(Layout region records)
|---|

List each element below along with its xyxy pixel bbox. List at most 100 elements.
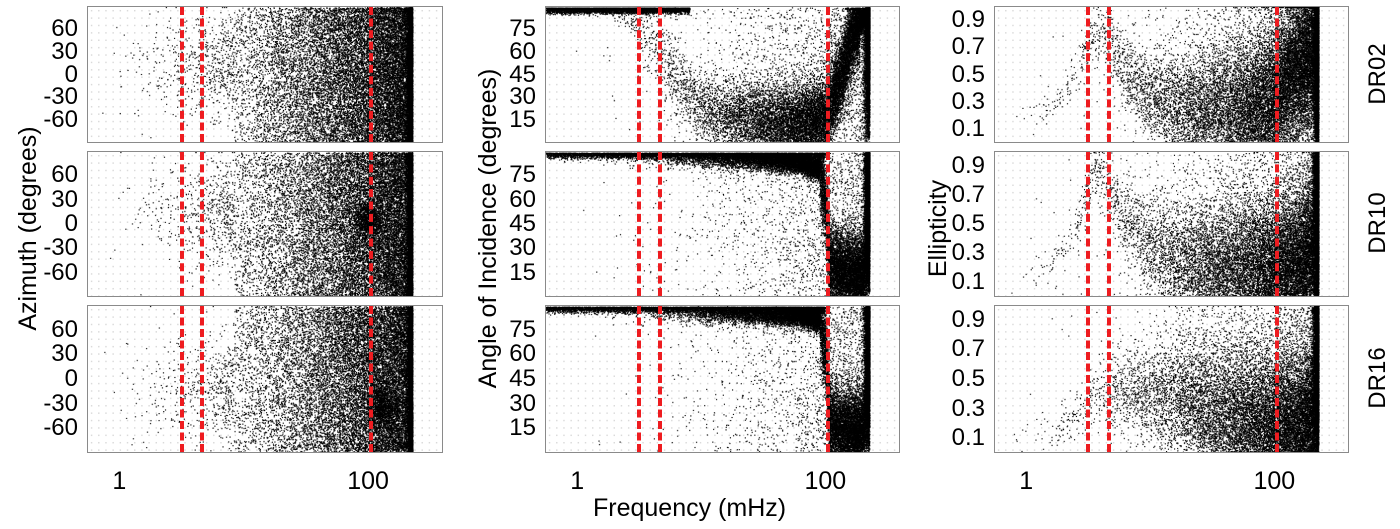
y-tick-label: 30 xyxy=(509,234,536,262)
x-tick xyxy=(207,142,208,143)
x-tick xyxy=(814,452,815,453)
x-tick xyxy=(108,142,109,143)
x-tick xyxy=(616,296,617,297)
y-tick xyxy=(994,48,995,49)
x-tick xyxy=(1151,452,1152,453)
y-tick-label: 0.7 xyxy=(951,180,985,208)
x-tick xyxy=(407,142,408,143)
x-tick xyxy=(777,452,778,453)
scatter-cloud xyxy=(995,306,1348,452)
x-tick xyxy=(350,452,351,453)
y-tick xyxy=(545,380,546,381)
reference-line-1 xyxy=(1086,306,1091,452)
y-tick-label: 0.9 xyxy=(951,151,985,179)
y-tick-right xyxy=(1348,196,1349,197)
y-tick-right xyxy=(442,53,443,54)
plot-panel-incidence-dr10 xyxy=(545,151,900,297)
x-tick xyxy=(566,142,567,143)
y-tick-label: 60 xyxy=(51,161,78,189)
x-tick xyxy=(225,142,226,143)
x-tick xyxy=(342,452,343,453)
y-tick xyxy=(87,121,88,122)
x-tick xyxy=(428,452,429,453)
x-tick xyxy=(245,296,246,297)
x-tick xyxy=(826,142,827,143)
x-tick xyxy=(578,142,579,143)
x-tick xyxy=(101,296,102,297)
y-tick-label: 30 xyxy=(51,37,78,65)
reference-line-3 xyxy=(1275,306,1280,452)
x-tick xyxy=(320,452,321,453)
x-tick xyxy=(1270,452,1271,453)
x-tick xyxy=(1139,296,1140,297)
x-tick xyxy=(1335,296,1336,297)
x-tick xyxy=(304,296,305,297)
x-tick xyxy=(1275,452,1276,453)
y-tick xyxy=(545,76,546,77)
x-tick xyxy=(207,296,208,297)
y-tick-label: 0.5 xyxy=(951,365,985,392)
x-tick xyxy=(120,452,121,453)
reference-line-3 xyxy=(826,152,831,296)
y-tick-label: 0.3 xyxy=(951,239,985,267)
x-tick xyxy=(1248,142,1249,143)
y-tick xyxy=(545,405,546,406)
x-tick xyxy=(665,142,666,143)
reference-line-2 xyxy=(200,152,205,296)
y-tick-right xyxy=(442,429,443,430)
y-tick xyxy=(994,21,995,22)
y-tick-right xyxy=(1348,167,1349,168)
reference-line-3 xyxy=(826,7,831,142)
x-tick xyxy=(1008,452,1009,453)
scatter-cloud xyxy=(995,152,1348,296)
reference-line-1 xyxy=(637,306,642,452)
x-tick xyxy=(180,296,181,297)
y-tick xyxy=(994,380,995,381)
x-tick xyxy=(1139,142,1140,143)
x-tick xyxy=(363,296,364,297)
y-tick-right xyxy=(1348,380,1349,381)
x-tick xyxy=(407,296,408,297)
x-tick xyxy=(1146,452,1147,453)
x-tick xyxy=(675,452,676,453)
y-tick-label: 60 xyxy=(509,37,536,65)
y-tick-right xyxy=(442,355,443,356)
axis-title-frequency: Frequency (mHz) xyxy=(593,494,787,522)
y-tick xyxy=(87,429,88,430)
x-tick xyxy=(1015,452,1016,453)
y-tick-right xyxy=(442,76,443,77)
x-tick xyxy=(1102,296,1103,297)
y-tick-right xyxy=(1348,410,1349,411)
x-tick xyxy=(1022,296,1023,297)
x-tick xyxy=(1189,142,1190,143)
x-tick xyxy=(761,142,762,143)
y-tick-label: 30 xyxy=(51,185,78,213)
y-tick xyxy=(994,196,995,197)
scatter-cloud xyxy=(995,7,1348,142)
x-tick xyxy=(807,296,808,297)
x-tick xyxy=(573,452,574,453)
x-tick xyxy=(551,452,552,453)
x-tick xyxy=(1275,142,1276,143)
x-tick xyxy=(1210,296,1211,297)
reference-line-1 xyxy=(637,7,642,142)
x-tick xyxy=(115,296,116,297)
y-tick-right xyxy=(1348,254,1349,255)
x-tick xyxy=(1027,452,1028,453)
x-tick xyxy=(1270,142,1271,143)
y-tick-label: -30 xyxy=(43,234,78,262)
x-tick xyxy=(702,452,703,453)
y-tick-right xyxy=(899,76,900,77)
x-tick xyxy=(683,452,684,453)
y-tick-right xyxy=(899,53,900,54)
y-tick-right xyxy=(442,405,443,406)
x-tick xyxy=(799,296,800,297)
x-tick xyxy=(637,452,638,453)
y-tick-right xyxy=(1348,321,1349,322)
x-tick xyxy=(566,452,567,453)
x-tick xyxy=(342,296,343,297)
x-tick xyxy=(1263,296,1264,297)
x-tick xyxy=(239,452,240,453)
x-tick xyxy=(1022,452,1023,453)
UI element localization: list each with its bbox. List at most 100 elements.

|---|

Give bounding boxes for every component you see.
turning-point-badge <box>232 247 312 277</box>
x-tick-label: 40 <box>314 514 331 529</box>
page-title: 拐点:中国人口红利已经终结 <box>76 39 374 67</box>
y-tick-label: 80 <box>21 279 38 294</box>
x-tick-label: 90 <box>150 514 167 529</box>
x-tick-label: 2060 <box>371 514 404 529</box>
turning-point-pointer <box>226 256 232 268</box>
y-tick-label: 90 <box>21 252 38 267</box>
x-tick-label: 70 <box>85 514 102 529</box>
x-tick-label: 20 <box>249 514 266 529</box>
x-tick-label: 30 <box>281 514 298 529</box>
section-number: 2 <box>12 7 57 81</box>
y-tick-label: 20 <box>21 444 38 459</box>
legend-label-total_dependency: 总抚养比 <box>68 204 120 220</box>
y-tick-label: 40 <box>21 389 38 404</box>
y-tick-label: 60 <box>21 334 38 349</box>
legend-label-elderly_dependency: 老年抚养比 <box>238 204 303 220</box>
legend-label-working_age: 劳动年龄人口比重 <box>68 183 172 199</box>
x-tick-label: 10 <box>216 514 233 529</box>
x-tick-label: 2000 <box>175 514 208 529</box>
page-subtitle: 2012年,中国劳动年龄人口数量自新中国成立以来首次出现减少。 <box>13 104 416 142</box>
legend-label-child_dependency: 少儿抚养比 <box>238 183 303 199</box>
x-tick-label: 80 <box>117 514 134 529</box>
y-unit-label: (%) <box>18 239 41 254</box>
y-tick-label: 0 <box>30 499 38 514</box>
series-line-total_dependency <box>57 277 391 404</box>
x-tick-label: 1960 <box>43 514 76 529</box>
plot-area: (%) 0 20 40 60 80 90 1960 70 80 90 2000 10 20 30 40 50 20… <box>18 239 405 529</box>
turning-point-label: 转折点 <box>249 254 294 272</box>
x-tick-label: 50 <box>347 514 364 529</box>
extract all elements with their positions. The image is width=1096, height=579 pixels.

|---|

GIVEN REQUEST: Print every line of the data from the one containing "y-tick-label: 30 xyxy=(509,234,536,262)" down to the one containing "x-tick xyxy=(180,296,181,297)", including both of those lines, with each line reproduced verbatim.

EXERCISE OUTPUT:
y-tick-label: 30 xyxy=(509,234,536,262)
x-tick xyxy=(207,142,208,143)
x-tick xyxy=(814,452,815,453)
x-tick xyxy=(108,142,109,143)
x-tick xyxy=(616,296,617,297)
y-tick xyxy=(994,48,995,49)
x-tick xyxy=(1151,452,1152,453)
y-tick-label: 0.7 xyxy=(951,180,985,208)
x-tick xyxy=(407,142,408,143)
x-tick xyxy=(777,452,778,453)
scatter-cloud xyxy=(995,306,1348,452)
x-tick xyxy=(350,452,351,453)
y-tick xyxy=(545,380,546,381)
reference-line-1 xyxy=(1086,306,1091,452)
y-tick-label: 0.9 xyxy=(951,151,985,179)
y-tick-right xyxy=(1348,196,1349,197)
y-tick-right xyxy=(442,53,443,54)
plot-panel-incidence-dr10 xyxy=(545,151,900,297)
x-tick xyxy=(566,142,567,143)
y-tick-label: 60 xyxy=(51,161,78,189)
x-tick xyxy=(225,142,226,143)
x-tick xyxy=(342,452,343,453)
y-tick xyxy=(87,121,88,122)
x-tick xyxy=(428,452,429,453)
x-tick xyxy=(245,296,246,297)
x-tick xyxy=(826,142,827,143)
x-tick xyxy=(578,142,579,143)
x-tick xyxy=(101,296,102,297)
y-tick-label: 30 xyxy=(51,37,78,65)
reference-line-3 xyxy=(1275,306,1280,452)
x-tick xyxy=(320,452,321,453)
x-tick xyxy=(1270,452,1271,453)
x-tick xyxy=(1139,296,1140,297)
x-tick xyxy=(1335,296,1336,297)
x-tick xyxy=(304,296,305,297)
x-tick xyxy=(1275,452,1276,453)
y-tick xyxy=(545,76,546,77)
x-tick xyxy=(207,296,208,297)
y-tick-label: 0.5 xyxy=(951,365,985,392)
x-tick xyxy=(120,452,121,453)
reference-line-3 xyxy=(826,152,831,296)
y-tick-label: 0.3 xyxy=(951,239,985,267)
x-tick xyxy=(1248,142,1249,143)
y-tick xyxy=(545,405,546,406)
x-tick xyxy=(665,142,666,143)
reference-line-2 xyxy=(200,152,205,296)
y-tick-right xyxy=(442,429,443,430)
y-tick xyxy=(994,21,995,22)
y-tick-right xyxy=(1348,167,1349,168)
reference-line-3 xyxy=(826,7,831,142)
x-tick xyxy=(1008,452,1009,453)
scatter-cloud xyxy=(995,152,1348,296)
reference-line-1 xyxy=(637,306,642,452)
x-tick xyxy=(180,296,181,297)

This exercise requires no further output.